## PROVIDED DATA
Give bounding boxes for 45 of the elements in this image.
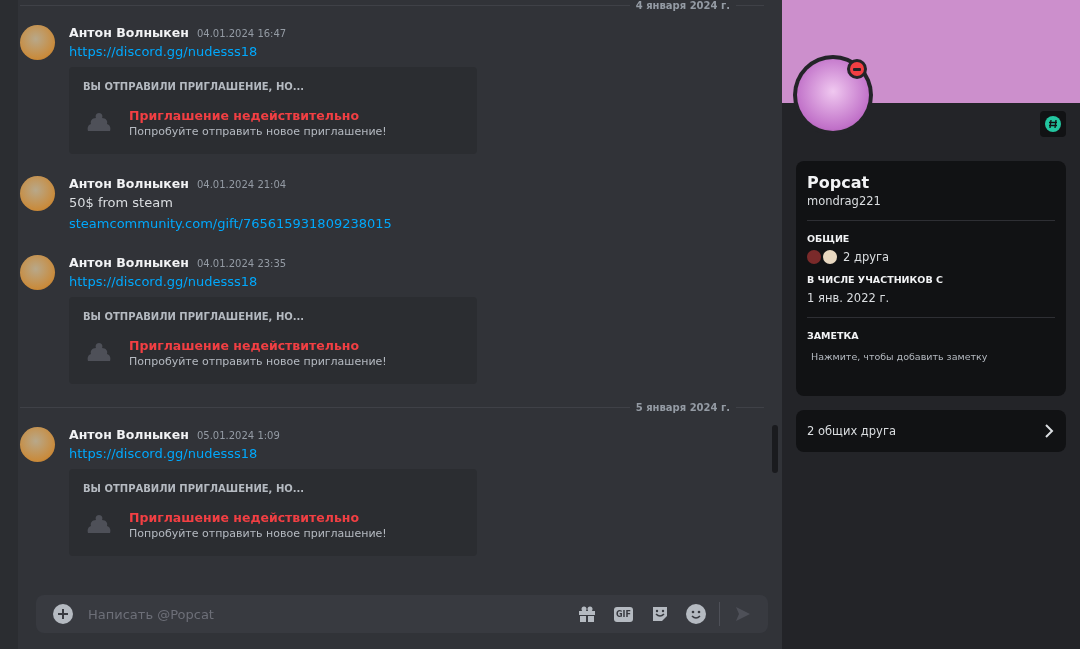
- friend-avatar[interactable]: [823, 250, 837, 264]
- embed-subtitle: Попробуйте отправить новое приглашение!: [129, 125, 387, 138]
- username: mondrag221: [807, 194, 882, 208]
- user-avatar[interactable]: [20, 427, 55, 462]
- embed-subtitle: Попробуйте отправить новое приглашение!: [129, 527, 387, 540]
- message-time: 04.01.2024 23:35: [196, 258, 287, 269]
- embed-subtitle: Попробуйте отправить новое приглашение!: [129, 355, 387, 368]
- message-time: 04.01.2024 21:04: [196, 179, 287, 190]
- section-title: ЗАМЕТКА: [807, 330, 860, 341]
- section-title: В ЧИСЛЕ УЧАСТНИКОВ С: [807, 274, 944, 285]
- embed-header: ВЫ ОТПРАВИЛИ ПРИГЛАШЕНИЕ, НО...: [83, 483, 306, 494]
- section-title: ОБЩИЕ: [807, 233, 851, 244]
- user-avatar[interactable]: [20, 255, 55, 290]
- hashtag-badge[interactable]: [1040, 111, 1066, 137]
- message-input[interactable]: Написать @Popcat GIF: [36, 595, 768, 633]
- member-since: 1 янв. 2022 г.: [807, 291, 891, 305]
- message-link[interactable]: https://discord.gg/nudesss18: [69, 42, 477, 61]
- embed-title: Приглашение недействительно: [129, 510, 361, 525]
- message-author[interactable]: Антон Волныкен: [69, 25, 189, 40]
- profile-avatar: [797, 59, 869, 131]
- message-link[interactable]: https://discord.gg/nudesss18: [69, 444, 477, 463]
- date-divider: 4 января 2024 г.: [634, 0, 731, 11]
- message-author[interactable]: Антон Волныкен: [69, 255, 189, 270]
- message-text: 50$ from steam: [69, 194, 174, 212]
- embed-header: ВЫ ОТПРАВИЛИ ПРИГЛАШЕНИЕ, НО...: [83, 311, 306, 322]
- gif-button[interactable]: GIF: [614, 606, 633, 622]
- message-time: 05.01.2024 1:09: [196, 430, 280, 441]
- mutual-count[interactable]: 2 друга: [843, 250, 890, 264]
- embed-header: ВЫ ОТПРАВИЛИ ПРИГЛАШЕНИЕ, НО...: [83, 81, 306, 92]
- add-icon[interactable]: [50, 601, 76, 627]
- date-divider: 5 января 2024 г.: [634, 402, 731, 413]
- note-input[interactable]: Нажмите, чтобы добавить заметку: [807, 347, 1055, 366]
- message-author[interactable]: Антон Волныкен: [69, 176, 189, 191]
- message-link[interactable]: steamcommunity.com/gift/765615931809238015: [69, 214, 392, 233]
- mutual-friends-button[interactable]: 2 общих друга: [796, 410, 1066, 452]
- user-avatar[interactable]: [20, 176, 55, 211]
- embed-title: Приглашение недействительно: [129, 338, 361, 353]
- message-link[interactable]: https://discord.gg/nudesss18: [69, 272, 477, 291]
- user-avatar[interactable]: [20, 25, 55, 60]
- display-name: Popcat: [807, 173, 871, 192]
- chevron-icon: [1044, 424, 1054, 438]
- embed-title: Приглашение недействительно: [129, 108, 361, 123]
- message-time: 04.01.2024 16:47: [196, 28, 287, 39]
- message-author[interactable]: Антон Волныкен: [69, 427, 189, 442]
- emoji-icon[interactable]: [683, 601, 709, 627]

## SHORT EXERCISE
Convert each line of the records above into a JSON list of strings, one string per line, omitting blank lines and leaving the picture out.

## TASK RESULT
[
  "Give bounding boxes for 45 of the elements in this image.",
  "- friend-avatar[interactable]: [823, 250, 837, 264]",
  "- embed-subtitle: Попробуйте отправить новое приглашение!: [129, 125, 387, 138]",
  "- username: mondrag221: [807, 194, 882, 208]",
  "- user-avatar[interactable]: [20, 427, 55, 462]",
  "- embed-subtitle: Попробуйте отправить новое приглашение!: [129, 527, 387, 540]",
  "- message-time: 04.01.2024 23:35: [196, 258, 287, 269]",
  "- embed-subtitle: Попробуйте отправить новое приглашение!: [129, 355, 387, 368]",
  "- message-time: 04.01.2024 21:04: [196, 179, 287, 190]",
  "- section-title: ЗАМЕТКА: [807, 330, 860, 341]",
  "- section-title: В ЧИСЛЕ УЧАСТНИКОВ С: [807, 274, 944, 285]",
  "- embed-header: ВЫ ОТПРАВИЛИ ПРИГЛАШЕНИЕ, НО...: [83, 483, 306, 494]",
  "- section-title: ОБЩИЕ: [807, 233, 851, 244]",
  "- user-avatar[interactable]: [20, 255, 55, 290]",
  "- hashtag-badge[interactable]: [1040, 111, 1066, 137]",
  "- message-input[interactable]: Написать @Popcat GIF: [36, 595, 768, 633]",
  "- member-since: 1 янв. 2022 г.: [807, 291, 891, 305]",
  "- message-link[interactable]: https://discord.gg/nudesss18: [69, 42, 477, 61]",
  "- embed-title: Приглашение недействительно: [129, 510, 361, 525]",
  "- message-author[interactable]: Антон Волныкен: [69, 25, 189, 40]",
  "- profile-avatar: [797, 59, 869, 131]",
  "- message-link[interactable]: https://discord.gg/nudesss18: [69, 444, 477, 463]",
  "- date-divider: 4 января 2024 г.: [634, 0, 731, 11]",
  "- message-author[interactable]: Антон Волныкен: [69, 255, 189, 270]",
  "- message-text: 50$ from steam: [69, 194, 174, 212]",
  "- embed-header: ВЫ ОТПРАВИЛИ ПРИГЛАШЕНИЕ, НО...: [83, 311, 306, 322]",
  "- gif-button[interactable]: GIF: [614, 606, 633, 622]",
  "- message-time: 05.01.2024 1:09: [196, 430, 280, 441]",
  "- mutual-count[interactable]: 2 друга: [843, 250, 890, 264]",
  "- embed-header: ВЫ ОТПРАВИЛИ ПРИГЛАШЕНИЕ, НО...: [83, 81, 306, 92]",
  "- add-icon[interactable]: [50, 601, 76, 627]",
  "- date-divider: 5 января 2024 г.: [634, 402, 731, 413]",
  "- note-input[interactable]: Нажмите, чтобы добавить заметку: [807, 347, 1055, 366]",
  "- message-author[interactable]: Антон Волныкен: [69, 176, 189, 191]",
  "- message-link[interactable]: steamcommunity.com/gift/765615931809238015: [69, 214, 392, 233]",
  "- mutual-friends-button[interactable]: 2 общих друга: [796, 410, 1066, 452]",
  "- user-avatar[interactable]: [20, 176, 55, 211]",
  "- embed-title: Приглашение недействительно: [129, 338, 361, 353]",
  "- message-link[interactable]: https://discord.gg/nudesss18: [69, 272, 477, 291]",
  "- user-avatar[interactable]: [20, 25, 55, 60]",
  "- display-name: Popcat: [807, 173, 871, 192]",
  "- chevron-icon: [1044, 424, 1054, 438]",
  "- embed-title: Приглашение недействительно: [129, 108, 361, 123]",
  "- message-time: 04.01.2024 16:47: [196, 28, 287, 39]",
  "- message-author[interactable]: Антон Волныкен: [69, 427, 189, 442]",
  "- emoji-icon[interactable]: [683, 601, 709, 627]"
]